» Given task
Write out, precisely and in full, each line of the material.

» Input

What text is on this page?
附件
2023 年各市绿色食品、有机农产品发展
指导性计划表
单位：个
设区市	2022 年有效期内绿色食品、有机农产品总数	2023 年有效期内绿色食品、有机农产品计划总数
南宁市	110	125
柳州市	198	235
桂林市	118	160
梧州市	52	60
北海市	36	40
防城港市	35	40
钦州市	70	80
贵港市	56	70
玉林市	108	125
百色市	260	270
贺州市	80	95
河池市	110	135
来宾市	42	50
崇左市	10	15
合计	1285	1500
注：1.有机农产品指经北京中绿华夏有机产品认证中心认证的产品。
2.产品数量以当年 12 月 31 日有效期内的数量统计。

» Answer to this task
What text is on this page?
附件
2023 年各市绿色食品、有机农产品发展
指导性计划表
单位：个
设区市	2022 年有效期内绿色食品、有机农产品总数	2023 年有效期内绿色食品、有机农产品计划总数
南宁市	110	125
柳州市	198	235
桂林市	118	160
梧州市	52	60
北海市	36	40
防城港市	35	40
钦州市	70	80
贵港市	56	70
玉林市	108	125
百色市	260	270
贺州市	80	95
河池市	110	135
来宾市	42	50
崇左市	10	15
合计	1285	1500
注：1.有机农产品指经北京中绿华夏有机产品认证中心认证的产品。
2.产品数量以当年 12 月 31 日有效期内的数量统计。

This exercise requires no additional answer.